### Given entries ###
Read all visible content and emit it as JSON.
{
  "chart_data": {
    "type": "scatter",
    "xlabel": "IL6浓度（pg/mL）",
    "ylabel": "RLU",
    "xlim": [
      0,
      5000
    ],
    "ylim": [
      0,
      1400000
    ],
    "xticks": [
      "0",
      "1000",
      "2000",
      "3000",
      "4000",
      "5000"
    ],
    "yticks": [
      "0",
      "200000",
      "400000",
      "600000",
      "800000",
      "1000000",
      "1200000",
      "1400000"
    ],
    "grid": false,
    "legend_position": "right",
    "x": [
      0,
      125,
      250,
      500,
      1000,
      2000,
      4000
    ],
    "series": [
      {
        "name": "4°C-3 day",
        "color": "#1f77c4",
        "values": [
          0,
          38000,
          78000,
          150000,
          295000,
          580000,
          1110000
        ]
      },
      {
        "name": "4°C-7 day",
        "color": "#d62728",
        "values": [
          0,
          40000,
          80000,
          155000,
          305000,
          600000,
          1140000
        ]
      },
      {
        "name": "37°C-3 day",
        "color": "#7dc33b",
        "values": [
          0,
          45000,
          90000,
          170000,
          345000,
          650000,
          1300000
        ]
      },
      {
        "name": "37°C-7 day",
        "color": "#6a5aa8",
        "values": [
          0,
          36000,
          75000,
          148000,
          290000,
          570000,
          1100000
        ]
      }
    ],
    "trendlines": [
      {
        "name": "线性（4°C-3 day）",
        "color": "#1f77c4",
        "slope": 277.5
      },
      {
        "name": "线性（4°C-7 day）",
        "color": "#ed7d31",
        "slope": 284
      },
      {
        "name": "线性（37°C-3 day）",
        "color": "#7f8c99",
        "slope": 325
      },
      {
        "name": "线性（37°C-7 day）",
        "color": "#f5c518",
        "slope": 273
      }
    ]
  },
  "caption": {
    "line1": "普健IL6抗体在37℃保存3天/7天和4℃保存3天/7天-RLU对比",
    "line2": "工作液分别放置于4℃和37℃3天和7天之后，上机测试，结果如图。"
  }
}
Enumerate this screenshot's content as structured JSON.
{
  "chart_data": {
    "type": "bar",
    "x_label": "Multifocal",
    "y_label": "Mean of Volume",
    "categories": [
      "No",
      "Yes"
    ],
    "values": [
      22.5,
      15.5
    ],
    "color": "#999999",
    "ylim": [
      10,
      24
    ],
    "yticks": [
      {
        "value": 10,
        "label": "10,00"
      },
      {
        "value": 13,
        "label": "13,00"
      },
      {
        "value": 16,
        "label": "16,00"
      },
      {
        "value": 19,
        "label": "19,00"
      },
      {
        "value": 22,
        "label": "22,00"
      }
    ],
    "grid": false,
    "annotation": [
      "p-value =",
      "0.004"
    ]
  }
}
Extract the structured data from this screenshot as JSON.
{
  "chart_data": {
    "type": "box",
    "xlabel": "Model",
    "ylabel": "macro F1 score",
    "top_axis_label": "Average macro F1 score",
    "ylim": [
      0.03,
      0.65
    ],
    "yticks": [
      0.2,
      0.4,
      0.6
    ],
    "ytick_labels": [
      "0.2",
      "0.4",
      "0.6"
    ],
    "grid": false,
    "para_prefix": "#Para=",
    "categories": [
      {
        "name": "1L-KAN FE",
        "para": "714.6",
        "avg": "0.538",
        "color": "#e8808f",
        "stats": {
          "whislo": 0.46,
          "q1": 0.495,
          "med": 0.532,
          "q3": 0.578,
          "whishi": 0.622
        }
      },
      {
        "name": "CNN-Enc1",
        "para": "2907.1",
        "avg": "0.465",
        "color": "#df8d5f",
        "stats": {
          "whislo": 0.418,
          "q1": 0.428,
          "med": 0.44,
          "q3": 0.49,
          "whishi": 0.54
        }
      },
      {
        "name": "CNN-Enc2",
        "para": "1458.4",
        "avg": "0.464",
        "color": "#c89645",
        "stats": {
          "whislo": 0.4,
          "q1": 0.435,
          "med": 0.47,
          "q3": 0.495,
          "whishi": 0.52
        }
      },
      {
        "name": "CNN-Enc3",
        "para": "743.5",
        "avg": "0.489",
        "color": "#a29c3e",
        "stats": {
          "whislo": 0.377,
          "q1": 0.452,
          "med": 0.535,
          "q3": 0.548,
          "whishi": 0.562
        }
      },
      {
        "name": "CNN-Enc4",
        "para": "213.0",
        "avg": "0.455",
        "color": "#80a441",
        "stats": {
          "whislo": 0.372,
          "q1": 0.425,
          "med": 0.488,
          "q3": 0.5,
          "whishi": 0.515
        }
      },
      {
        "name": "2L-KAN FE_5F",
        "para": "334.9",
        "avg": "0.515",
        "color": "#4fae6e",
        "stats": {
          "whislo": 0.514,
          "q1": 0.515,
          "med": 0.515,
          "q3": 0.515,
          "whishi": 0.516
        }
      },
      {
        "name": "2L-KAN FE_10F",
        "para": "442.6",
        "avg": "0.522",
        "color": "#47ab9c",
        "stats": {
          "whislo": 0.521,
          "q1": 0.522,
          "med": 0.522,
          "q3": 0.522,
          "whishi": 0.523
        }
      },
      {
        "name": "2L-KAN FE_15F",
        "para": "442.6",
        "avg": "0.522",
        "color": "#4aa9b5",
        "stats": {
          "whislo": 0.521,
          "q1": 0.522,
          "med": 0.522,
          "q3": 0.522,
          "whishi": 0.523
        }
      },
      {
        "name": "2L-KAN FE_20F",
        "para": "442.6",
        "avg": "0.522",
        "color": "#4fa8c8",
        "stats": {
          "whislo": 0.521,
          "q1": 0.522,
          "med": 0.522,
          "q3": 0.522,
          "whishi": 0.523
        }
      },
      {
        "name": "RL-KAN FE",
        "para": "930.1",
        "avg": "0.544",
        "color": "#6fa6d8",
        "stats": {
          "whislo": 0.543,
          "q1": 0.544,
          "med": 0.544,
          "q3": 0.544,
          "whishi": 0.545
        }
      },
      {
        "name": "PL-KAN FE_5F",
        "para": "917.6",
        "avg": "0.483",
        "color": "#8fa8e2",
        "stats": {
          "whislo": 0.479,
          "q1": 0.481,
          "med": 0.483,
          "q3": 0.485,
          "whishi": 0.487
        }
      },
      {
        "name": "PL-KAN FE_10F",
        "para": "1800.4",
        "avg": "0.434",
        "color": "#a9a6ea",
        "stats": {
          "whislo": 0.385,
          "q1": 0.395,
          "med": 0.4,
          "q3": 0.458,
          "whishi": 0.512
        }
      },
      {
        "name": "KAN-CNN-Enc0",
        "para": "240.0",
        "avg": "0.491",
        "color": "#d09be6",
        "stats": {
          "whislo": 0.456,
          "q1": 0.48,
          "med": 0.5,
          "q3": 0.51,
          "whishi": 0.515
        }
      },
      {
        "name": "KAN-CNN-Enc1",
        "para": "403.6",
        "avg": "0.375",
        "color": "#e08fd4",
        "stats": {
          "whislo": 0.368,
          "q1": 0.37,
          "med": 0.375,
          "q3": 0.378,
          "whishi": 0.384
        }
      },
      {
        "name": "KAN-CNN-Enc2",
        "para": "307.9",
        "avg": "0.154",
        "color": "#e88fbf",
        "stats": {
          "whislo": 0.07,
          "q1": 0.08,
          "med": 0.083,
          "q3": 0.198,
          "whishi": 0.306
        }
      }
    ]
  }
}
###
Task instructions ▸ Hand back the material above in full, exactly as written.

Final result ▸
Read all visible content and emit it as JSON.
{
  "chart_data": {
    "type": "scatter",
    "xlabel": "IL6浓度（pg/mL）",
    "ylabel": "RLU",
    "xlim": [
      0,
      5000
    ],
    "ylim": [
      0,
      1400000
    ],
    "xticks": [
      "0",
      "1000",
      "2000",
      "3000",
      "4000",
      "5000"
    ],
    "yticks": [
      "0",
      "200000",
      "400000",
      "600000",
      "800000",
      "1000000",
      "1200000",
      "1400000"
    ],
    "grid": false,
    "legend_position": "right",
    "x": [
      0,
      125,
      250,
      500,
      1000,
      2000,
      4000
    ],
    "series": [
      {
        "name": "4°C-3 day",
        "color": "#1f77c4",
        "values": [
          0,
          38000,
          78000,
          150000,
          295000,
          580000,
          1110000
        ]
      },
      {
        "name": "4°C-7 day",
        "color": "#d62728",
        "values": [
          0,
          40000,
          80000,
          155000,
          305000,
          600000,
          1140000
        ]
      },
      {
        "name": "37°C-3 day",
        "color": "#7dc33b",
        "values": [
          0,
          45000,
          90000,
          170000,
          345000,
          650000,
          1300000
        ]
      },
      {
        "name": "37°C-7 day",
        "color": "#6a5aa8",
        "values": [
          0,
          36000,
          75000,
          148000,
          290000,
          570000,
          1100000
        ]
      }
    ],
    "trendlines": [
      {
        "name": "线性（4°C-3 day）",
        "color": "#1f77c4",
        "slope": 277.5
      },
      {
        "name": "线性（4°C-7 day）",
        "color": "#ed7d31",
        "slope": 284
      },
      {
        "name": "线性（37°C-3 day）",
        "color": "#7f8c99",
        "slope": 325
      },
      {
        "name": "线性（37°C-7 day）",
        "color": "#f5c518",
        "slope": 273
      }
    ]
  },
  "caption": {
    "line1": "普健IL6抗体在37℃保存3天/7天和4℃保存3天/7天-RLU对比",
    "line2": "工作液分别放置于4℃和37℃3天和7天之后，上机测试，结果如图。"
  }
}
Enumerate this screenshot's content as structured JSON.
{
  "chart_data": {
    "type": "bar",
    "x_label": "Multifocal",
    "y_label": "Mean of Volume",
    "categories": [
      "No",
      "Yes"
    ],
    "values": [
      22.5,
      15.5
    ],
    "color": "#999999",
    "ylim": [
      10,
      24
    ],
    "yticks": [
      {
        "value": 10,
        "label": "10,00"
      },
      {
        "value": 13,
        "label": "13,00"
      },
      {
        "value": 16,
        "label": "16,00"
      },
      {
        "value": 19,
        "label": "19,00"
      },
      {
        "value": 22,
        "label": "22,00"
      }
    ],
    "grid": false,
    "annotation": [
      "p-value =",
      "0.004"
    ]
  }
}
Extract the structured data from this screenshot as JSON.
{
  "chart_data": {
    "type": "box",
    "xlabel": "Model",
    "ylabel": "macro F1 score",
    "top_axis_label": "Average macro F1 score",
    "ylim": [
      0.03,
      0.65
    ],
    "yticks": [
      0.2,
      0.4,
      0.6
    ],
    "ytick_labels": [
      "0.2",
      "0.4",
      "0.6"
    ],
    "grid": false,
    "para_prefix": "#Para=",
    "categories": [
      {
        "name": "1L-KAN FE",
        "para": "714.6",
        "avg": "0.538",
        "color": "#e8808f",
        "stats": {
          "whislo": 0.46,
          "q1": 0.495,
          "med": 0.532,
          "q3": 0.578,
          "whishi": 0.622
        }
      },
      {
        "name": "CNN-Enc1",
        "para": "2907.1",
        "avg": "0.465",
        "color": "#df8d5f",
        "stats": {
          "whislo": 0.418,
          "q1": 0.428,
          "med": 0.44,
          "q3": 0.49,
          "whishi": 0.54
        }
      },
      {
        "name": "CNN-Enc2",
        "para": "1458.4",
        "avg": "0.464",
        "color": "#c89645",
        "stats": {
          "whislo": 0.4,
          "q1": 0.435,
          "med": 0.47,
          "q3": 0.495,
          "whishi": 0.52
        }
      },
      {
        "name": "CNN-Enc3",
        "para": "743.5",
        "avg": "0.489",
        "color": "#a29c3e",
        "stats": {
          "whislo": 0.377,
          "q1": 0.452,
          "med": 0.535,
          "q3": 0.548,
          "whishi": 0.562
        }
      },
      {
        "name": "CNN-Enc4",
        "para": "213.0",
        "avg": "0.455",
        "color": "#80a441",
        "stats": {
          "whislo": 0.372,
          "q1": 0.425,
          "med": 0.488,
          "q3": 0.5,
          "whishi": 0.515
        }
      },
      {
        "name": "2L-KAN FE_5F",
        "para": "334.9",
        "avg": "0.515",
        "color": "#4fae6e",
        "stats": {
          "whislo": 0.514,
          "q1": 0.515,
          "med": 0.515,
          "q3": 0.515,
          "whishi": 0.516
        }
      },
      {
        "name": "2L-KAN FE_10F",
        "para": "442.6",
        "avg": "0.522",
        "color": "#47ab9c",
        "stats": {
          "whislo": 0.521,
          "q1": 0.522,
          "med": 0.522,
          "q3": 0.522,
          "whishi": 0.523
        }
      },
      {
        "name": "2L-KAN FE_15F",
        "para": "442.6",
        "avg": "0.522",
        "color": "#4aa9b5",
        "stats": {
          "whislo": 0.521,
          "q1": 0.522,
          "med": 0.522,
          "q3": 0.522,
          "whishi": 0.523
        }
      },
      {
        "name": "2L-KAN FE_20F",
        "para": "442.6",
        "avg": "0.522",
        "color": "#4fa8c8",
        "stats": {
          "whislo": 0.521,
          "q1": 0.522,
          "med": 0.522,
          "q3": 0.522,
          "whishi": 0.523
        }
      },
      {
        "name": "RL-KAN FE",
        "para": "930.1",
        "avg": "0.544",
        "color": "#6fa6d8",
        "stats": {
          "whislo": 0.543,
          "q1": 0.544,
          "med": 0.544,
          "q3": 0.544,
          "whishi": 0.545
        }
      },
      {
        "name": "PL-KAN FE_5F",
        "para": "917.6",
        "avg": "0.483",
        "color": "#8fa8e2",
        "stats": {
          "whislo": 0.479,
          "q1": 0.481,
          "med": 0.483,
          "q3": 0.485,
          "whishi": 0.487
        }
      },
      {
        "name": "PL-KAN FE_10F",
        "para": "1800.4",
        "avg": "0.434",
        "color": "#a9a6ea",
        "stats": {
          "whislo": 0.385,
          "q1": 0.395,
          "med": 0.4,
          "q3": 0.458,
          "whishi": 0.512
        }
      },
      {
        "name": "KAN-CNN-Enc0",
        "para": "240.0",
        "avg": "0.491",
        "color": "#d09be6",
        "stats": {
          "whislo": 0.456,
          "q1": 0.48,
          "med": 0.5,
          "q3": 0.51,
          "whishi": 0.515
        }
      },
      {
        "name": "KAN-CNN-Enc1",
        "para": "403.6",
        "avg": "0.375",
        "color": "#e08fd4",
        "stats": {
          "whislo": 0.368,
          "q1": 0.37,
          "med": 0.375,
          "q3": 0.378,
          "whishi": 0.384
        }
      },
      {
        "name": "KAN-CNN-Enc2",
        "para": "307.9",
        "avg": "0.154",
        "color": "#e88fbf",
        "stats": {
          "whislo": 0.07,
          "q1": 0.08,
          "med": 0.083,
          "q3": 0.198,
          "whishi": 0.306
        }
      }
    ]
  }
}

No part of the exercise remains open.